Search the entries below. Return every line that has "Mesela" in it.
╭─ Entries shown
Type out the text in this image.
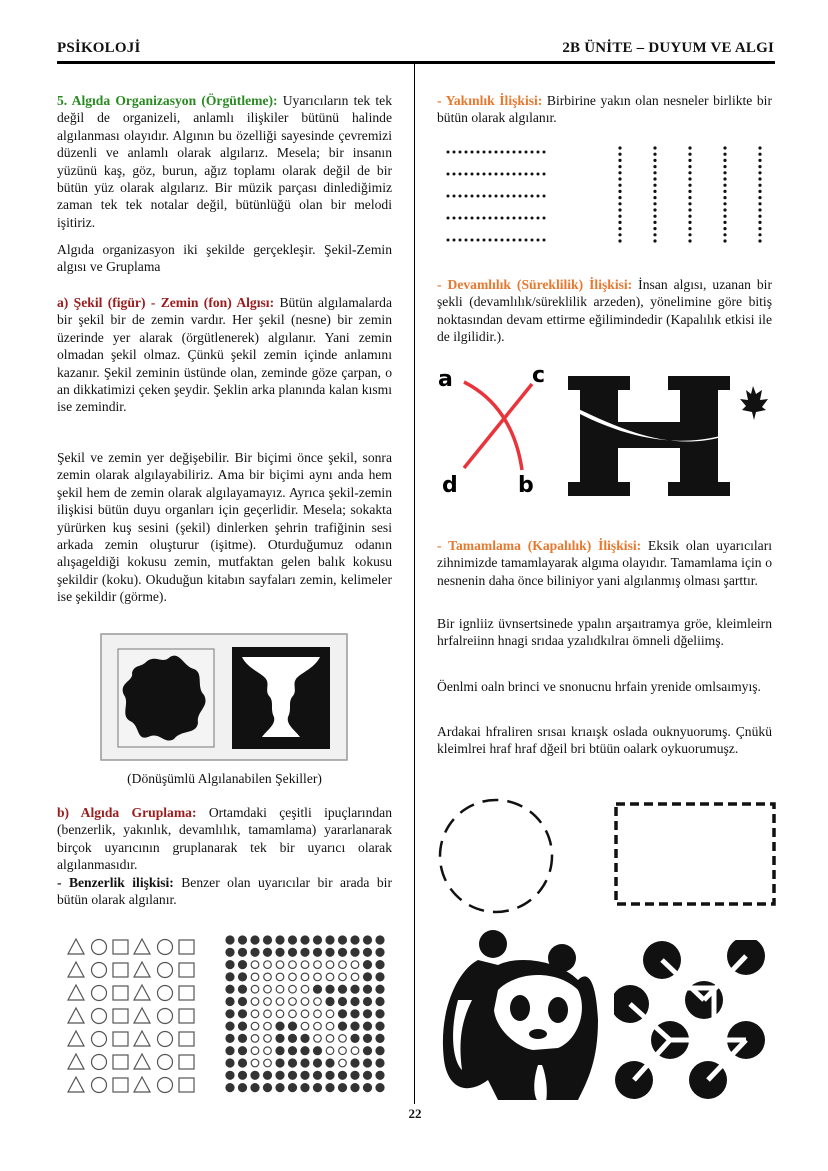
PSİKOLOJİ	2B ÜNİTE – DUYUM VE ALGI

5. Algıda Organizasyon (Örgütleme): Uyarıcıların tek tek değil de organizeli, anlamlı ilişkiler bütünü halinde algılanması olayıdır. Algının bu özelliği sayesinde çevremizi düzenli ve anlamlı olarak algılarız. Mesela; bir insanın yüzünü kaş, göz, burun, ağız toplamı olarak değil de bir bütün yüz olarak algılarız. Bir müzik parçası dinlediğimiz zaman tek tek notalar değil, bütünlüğü olan bir melodi işitiriz.

Algıda organizasyon iki şekilde gerçekleşir. Şekil-Zemin algısı ve Gruplama

a) Şekil (figür) - Zemin (fon) Algısı: Bütün algılamalarda bir şekil bir de zemin vardır. Her şekil (nesne) bir zemin üzerinde yer alarak (örgütlenerek) algılanır. Yani zemin olmadan şekil olmaz. Çünkü şekil zemin içinde anlamını kazanır. Şekil zeminin üstünde olan, zeminde göze çarpan, o an dikkatimizi çeken şeydir. Şeklin arka planında kalan kısmı ise zemindir.

Şekil ve zemin yer değişebilir. Bir biçimi önce şekil, sonra zemin olarak algılayabiliriz. Ama bir biçimi aynı anda hem şekil hem de zemin olarak algılayamayız. Ayrıca şekil-zemin ilişkisi bütün duyu organları için geçerlidir. Mesela; sokakta yürürken kuş sesini (şekil) dinlerken şehrin trafiğinin sesi arkada zemin oluşturur (işitme). Oturduğumuz odanın alışageldiği kokusu zemin, mutfaktan gelen balık kokusu şekildir (koku). Okuduğun kitabın sayfaları zemin, kelimeler ise şekildir (görme).

(Dönüşümlü Algılanabilen Şekiller)

b) Algıda Gruplama: Ortamdaki çeşitli ipuçlarından (benzerlik, yakınlık, devamlılık, tamamlama) yararlanarak birçok uyarıcının gruplanarak tek bir uyarıcı olarak algılanmasıdır.

- Benzerlik ilişkisi: Benzer olan uyarıcılar bir arada bir bütün olarak algılanır.

- Yakınlık İlişkisi: Birbirine yakın olan nesneler birlikte bir bütün olarak algılanır.

- Devamlılık (Süreklilik) İlişkisi: İnsan algısı, uzanan bir şekli (devamlılık/süreklilik arzeden), yönelimine göre bitiş noktasından devam ettirme eğilimindedir (Kapalılık etkisi ile de ilgilidir.).

a	c
d	b

- Tamamlama (Kapalılık) İlişkisi: Eksik olan uyarıcıları zihnimizde tamamlayarak algıma olayıdır. Tamamlama için o nesnenin daha önce biliniyor yani algılanmış olması şarttır.

Bir ignliiz üvnsertsinede ypalın arşaıtramya gröe, kleimleirn hrfalreiinn hnagi srıdaa yzalıdkılraı ömneli dğeliimş.

Öenlmi oaln brinci ve snonucnu hrfain yrenide omlsaımyış.

Ardakai hfraliren srısaı krıaışk oslada ouknyuorumş. Çnükü kleimlrei hraf hraf dğeil bri btüün oalark oykuorumuşz.

22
╰─
* **Task response**:
5. Algıda Organizasyon (Örgütleme): Uyarıcıların tek tek değil de organizeli, anlamlı ilişkiler bütünü halinde algılanması olayıdır. Algının bu özelliği sayesinde çevremizi düzenli ve anlamlı olarak algılarız. Mesela; bir insanın yüzünü kaş, göz, burun, ağız toplamı olarak değil de bir bütün yüz olarak algılarız. Bir müzik parçası dinlediğimiz zaman tek tek notalar değil, bütünlüğü olan bir melodi işitiriz.
Şekil ve zemin yer değişebilir. Bir biçimi önce şekil, sonra zemin olarak algılayabiliriz. Ama bir biçimi aynı anda hem şekil hem de zemin olarak algılayamayız. Ayrıca şekil-zemin ilişkisi bütün duyu organları için geçerlidir. Mesela; sokakta yürürken kuş sesini (şekil) dinlerken şehrin trafiğinin sesi arkada zemin oluşturur (işitme). Oturduğumuz odanın alışageldiği kokusu zemin, mutfaktan gelen balık kokusu şekildir (koku). Okuduğun kitabın sayfaları zemin, kelimeler ise şekildir (görme).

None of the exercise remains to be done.